SUPPLIED DATA –

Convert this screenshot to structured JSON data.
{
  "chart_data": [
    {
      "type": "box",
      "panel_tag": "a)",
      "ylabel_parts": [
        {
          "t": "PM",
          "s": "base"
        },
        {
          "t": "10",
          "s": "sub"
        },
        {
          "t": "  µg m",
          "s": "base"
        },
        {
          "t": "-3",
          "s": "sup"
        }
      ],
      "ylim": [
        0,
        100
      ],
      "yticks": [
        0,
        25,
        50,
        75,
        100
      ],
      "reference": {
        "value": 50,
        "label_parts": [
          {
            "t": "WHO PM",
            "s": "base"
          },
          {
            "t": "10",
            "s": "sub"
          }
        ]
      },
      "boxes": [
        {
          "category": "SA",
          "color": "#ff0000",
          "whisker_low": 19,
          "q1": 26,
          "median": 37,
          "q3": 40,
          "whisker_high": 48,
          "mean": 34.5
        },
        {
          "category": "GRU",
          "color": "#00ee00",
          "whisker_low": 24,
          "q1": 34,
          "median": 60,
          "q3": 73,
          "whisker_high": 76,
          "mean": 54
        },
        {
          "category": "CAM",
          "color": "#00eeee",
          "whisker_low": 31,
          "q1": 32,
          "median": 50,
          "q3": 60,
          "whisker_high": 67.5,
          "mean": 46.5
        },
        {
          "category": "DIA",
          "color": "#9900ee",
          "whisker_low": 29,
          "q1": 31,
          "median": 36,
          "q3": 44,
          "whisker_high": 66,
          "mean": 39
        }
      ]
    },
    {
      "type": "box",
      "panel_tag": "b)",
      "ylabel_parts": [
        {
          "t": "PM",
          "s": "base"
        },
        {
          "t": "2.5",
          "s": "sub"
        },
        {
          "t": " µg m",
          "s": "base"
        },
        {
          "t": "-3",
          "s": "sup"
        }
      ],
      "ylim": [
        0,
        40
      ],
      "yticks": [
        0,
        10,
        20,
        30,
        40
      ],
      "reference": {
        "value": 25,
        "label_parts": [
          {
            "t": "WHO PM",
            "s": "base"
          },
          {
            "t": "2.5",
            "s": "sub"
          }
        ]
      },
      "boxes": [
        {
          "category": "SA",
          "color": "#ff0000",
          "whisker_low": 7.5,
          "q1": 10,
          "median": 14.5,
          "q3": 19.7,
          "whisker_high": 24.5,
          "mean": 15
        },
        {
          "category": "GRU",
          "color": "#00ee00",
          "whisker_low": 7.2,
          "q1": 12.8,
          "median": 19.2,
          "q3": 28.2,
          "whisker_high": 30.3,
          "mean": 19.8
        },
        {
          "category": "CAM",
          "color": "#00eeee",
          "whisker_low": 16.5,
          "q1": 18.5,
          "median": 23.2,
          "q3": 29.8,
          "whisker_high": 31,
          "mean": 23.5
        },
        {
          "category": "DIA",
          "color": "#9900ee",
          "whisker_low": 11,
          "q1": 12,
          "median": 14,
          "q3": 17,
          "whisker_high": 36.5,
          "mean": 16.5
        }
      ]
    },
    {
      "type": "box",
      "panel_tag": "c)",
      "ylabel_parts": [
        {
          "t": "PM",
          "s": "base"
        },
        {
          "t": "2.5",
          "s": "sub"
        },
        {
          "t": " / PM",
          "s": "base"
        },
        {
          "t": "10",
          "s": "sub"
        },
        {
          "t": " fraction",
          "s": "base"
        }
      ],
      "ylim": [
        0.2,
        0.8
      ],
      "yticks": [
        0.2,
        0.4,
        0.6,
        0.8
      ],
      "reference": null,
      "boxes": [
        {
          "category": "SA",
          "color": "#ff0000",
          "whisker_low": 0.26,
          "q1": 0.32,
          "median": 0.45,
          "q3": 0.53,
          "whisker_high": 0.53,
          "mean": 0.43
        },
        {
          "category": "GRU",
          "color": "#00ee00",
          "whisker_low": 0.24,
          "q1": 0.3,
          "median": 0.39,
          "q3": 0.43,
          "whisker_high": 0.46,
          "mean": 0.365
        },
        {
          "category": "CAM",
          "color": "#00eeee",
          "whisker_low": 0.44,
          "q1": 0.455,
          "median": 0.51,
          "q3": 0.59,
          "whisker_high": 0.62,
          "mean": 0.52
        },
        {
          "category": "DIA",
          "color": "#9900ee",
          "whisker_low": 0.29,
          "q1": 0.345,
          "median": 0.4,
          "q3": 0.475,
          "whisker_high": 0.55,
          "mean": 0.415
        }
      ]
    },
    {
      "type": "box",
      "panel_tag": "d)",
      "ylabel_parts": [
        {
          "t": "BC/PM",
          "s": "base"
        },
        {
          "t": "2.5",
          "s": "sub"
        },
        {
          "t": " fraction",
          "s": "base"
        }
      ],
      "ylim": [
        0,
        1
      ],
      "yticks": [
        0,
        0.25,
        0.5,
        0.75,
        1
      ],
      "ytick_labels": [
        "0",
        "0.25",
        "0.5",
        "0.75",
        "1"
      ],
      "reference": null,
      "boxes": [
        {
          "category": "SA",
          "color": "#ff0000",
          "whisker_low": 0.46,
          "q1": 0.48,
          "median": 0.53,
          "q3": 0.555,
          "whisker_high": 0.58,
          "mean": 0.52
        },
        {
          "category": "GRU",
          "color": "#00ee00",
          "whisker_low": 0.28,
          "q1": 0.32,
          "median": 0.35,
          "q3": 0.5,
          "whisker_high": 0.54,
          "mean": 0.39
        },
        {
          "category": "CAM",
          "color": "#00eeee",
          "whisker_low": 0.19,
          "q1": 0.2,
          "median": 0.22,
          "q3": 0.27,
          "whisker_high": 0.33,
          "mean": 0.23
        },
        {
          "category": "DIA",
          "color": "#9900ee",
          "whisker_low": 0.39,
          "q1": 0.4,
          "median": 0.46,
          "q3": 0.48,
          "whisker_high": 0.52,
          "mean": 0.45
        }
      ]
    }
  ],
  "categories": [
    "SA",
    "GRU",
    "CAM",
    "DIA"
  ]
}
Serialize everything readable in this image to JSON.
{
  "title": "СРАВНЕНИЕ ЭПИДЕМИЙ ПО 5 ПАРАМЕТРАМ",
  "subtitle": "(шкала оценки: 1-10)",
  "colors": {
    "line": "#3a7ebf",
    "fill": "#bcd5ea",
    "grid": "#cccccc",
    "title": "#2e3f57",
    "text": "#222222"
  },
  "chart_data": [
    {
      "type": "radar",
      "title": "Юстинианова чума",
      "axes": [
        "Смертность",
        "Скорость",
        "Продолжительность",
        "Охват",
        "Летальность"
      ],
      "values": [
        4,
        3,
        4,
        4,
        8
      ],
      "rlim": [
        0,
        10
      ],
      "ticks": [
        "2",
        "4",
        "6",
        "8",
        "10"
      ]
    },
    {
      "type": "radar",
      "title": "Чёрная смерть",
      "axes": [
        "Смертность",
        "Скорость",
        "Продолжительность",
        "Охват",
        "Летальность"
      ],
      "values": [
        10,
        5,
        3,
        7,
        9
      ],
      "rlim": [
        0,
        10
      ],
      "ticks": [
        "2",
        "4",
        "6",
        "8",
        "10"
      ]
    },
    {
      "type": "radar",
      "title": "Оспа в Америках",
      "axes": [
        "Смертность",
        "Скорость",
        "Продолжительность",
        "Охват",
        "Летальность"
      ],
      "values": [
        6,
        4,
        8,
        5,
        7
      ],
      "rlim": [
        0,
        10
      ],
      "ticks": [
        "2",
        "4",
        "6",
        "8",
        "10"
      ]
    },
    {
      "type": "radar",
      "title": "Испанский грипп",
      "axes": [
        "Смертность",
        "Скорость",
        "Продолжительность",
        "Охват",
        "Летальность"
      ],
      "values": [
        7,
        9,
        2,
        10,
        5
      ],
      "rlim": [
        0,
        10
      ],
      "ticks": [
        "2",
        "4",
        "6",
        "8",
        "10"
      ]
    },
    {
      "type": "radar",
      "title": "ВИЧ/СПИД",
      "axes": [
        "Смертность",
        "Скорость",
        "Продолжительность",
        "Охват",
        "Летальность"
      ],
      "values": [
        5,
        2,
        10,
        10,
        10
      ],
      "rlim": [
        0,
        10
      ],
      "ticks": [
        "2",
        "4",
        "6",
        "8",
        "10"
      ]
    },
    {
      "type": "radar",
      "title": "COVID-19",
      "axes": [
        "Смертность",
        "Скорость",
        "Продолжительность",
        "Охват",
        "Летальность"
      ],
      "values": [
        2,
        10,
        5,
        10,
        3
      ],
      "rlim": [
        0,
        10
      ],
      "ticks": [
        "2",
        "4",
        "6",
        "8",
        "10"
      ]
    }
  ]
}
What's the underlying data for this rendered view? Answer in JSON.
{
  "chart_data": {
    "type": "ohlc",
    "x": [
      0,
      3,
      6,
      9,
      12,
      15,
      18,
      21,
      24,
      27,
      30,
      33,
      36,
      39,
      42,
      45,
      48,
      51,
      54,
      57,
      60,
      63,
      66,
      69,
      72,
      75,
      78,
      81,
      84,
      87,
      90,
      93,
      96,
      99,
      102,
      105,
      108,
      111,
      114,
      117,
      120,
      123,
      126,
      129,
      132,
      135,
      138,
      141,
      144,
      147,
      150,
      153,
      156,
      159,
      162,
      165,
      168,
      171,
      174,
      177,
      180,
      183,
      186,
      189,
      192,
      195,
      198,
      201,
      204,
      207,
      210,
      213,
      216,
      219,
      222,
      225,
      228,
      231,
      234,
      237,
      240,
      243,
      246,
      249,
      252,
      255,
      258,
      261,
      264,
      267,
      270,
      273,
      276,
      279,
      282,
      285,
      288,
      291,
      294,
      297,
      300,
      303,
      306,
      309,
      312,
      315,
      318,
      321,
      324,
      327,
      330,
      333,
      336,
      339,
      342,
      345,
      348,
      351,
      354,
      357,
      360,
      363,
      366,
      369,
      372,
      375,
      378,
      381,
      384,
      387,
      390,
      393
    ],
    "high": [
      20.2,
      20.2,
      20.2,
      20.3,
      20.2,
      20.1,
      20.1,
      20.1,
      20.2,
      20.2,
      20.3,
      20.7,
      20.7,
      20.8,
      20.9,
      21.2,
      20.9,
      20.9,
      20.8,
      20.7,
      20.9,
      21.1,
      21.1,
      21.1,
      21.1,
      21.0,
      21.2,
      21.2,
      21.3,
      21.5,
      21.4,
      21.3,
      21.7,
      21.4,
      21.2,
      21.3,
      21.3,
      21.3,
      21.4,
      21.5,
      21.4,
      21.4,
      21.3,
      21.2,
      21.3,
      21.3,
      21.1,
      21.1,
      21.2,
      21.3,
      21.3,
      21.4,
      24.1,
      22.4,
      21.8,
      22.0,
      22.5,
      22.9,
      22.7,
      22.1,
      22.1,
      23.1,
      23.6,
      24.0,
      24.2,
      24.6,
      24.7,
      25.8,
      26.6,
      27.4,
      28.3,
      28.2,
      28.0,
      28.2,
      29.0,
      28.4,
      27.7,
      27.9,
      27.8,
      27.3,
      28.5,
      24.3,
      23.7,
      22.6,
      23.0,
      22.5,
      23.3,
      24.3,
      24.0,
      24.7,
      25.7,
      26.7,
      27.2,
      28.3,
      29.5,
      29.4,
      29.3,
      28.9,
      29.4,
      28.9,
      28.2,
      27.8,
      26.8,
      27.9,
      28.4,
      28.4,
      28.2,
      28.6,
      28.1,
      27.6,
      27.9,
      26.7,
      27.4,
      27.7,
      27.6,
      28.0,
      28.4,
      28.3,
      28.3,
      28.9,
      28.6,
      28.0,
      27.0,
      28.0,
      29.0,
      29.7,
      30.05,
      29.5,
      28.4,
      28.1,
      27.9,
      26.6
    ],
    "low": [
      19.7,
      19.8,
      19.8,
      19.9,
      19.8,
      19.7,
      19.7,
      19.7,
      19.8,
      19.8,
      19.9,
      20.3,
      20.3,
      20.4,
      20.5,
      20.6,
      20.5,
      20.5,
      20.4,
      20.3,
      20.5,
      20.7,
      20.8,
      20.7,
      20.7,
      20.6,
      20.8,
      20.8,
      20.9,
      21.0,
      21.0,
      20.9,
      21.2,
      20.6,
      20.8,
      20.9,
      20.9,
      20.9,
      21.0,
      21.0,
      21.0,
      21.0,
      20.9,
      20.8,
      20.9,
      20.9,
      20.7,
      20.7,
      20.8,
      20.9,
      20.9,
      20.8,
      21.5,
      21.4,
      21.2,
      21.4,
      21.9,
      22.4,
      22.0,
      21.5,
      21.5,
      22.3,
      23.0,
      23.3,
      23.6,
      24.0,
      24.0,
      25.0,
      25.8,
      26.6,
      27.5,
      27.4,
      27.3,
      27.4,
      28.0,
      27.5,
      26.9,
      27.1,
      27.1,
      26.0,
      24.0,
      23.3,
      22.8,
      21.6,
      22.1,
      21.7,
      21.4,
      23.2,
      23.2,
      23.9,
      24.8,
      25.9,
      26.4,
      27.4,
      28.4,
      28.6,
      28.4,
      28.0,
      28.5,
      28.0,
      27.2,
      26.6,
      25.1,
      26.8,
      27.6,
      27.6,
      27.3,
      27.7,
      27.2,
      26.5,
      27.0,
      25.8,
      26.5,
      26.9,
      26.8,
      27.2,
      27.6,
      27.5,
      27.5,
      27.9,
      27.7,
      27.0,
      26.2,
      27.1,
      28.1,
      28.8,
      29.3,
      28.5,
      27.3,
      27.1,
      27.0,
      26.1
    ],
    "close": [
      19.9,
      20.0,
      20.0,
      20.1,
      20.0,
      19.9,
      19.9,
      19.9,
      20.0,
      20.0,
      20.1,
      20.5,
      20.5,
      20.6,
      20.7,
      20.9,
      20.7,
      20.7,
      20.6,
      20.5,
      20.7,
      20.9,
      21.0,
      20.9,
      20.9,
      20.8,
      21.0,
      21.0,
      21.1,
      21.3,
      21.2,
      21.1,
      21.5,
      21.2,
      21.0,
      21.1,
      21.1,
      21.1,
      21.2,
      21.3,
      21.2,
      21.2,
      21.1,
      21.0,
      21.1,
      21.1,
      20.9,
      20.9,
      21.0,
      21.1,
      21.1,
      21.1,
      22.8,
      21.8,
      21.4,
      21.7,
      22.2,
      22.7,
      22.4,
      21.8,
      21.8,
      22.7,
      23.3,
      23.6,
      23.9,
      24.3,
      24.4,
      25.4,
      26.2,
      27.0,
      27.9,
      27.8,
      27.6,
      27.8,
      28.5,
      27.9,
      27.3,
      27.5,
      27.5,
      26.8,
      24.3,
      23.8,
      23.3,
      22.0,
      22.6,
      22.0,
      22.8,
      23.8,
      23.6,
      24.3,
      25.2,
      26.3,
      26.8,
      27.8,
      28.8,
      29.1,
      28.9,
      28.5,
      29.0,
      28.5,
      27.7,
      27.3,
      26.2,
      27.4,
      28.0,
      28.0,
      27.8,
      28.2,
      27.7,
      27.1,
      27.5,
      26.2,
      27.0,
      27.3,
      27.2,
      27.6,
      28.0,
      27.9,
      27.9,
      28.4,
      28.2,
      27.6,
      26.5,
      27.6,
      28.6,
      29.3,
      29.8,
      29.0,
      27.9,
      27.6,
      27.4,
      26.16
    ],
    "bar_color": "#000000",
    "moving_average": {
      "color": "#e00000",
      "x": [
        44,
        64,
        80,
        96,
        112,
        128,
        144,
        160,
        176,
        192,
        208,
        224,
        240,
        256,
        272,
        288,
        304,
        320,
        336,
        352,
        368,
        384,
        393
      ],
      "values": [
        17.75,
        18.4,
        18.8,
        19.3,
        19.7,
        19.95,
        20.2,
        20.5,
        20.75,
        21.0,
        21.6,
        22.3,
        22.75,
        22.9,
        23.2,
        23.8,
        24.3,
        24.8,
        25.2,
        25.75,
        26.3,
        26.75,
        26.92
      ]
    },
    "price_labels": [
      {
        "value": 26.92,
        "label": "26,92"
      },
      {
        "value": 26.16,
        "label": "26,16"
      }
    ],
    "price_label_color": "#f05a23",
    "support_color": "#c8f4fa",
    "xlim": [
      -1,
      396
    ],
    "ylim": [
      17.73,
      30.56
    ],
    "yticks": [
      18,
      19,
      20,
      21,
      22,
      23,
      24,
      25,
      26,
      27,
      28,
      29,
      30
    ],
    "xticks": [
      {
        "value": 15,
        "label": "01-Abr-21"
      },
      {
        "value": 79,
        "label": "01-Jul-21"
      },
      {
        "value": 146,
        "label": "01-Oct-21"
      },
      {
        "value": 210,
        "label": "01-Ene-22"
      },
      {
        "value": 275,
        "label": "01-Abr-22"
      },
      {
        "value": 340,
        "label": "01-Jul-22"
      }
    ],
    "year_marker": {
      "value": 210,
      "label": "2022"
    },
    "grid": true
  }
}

EXERCISE DESCRIPTION – Count how many lines of the data include the word "this". Your reply should be that number alone.

WORKED ANSWER – 3